>>>

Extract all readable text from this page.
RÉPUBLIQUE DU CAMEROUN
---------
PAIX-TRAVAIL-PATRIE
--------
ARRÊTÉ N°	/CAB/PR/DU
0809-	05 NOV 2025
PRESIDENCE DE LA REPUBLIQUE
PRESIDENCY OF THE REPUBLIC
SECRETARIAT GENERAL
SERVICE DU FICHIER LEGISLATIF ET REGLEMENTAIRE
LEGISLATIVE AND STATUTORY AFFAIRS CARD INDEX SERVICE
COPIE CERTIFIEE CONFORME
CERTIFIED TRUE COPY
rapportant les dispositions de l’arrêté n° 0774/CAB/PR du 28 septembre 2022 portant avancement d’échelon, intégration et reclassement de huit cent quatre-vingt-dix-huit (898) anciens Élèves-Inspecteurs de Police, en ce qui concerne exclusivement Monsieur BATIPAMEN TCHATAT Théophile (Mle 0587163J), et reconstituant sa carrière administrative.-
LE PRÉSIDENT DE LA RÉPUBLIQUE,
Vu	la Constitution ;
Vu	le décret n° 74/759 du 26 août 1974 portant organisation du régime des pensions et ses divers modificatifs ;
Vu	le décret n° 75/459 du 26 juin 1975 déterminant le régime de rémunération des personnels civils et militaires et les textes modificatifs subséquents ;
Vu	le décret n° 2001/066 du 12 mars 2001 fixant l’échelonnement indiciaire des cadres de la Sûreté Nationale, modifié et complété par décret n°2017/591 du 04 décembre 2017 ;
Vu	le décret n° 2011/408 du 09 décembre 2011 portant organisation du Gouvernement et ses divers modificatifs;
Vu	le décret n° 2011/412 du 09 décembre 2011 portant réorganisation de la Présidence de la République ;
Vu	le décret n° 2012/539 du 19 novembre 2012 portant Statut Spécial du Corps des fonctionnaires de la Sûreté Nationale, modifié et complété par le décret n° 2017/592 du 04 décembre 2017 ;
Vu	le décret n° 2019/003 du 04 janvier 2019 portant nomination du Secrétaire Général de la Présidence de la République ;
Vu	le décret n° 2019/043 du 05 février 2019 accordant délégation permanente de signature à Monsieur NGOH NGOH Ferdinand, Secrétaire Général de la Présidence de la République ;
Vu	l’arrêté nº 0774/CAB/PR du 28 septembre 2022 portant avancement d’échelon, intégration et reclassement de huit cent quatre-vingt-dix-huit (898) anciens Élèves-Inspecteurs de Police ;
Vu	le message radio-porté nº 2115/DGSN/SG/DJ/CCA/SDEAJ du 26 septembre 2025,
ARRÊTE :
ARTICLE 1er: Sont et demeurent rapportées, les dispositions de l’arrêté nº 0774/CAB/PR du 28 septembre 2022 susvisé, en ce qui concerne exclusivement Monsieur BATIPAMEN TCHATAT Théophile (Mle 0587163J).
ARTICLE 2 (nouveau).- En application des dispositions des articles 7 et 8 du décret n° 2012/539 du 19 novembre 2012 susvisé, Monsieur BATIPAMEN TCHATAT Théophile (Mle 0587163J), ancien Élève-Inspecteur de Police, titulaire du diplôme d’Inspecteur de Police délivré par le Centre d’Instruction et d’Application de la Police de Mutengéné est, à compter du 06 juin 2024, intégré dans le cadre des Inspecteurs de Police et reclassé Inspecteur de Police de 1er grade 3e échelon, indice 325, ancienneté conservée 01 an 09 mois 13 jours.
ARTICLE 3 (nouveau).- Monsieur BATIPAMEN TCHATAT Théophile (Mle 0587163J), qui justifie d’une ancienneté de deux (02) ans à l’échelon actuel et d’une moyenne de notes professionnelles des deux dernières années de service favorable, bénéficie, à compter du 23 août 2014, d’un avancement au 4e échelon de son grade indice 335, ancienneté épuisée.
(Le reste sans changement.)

<<<

## [Written request]
Pick every line with "Général" in it and copy it.

## [Final result]
Vu	le décret n° 2019/003 du 04 janvier 2019 portant nomination du Secrétaire Général de la Présidence de la République ;
Vu	le décret n° 2019/043 du 05 février 2019 accordant délégation permanente de signature à Monsieur NGOH NGOH Ferdinand, Secrétaire Général de la Présidence de la République ;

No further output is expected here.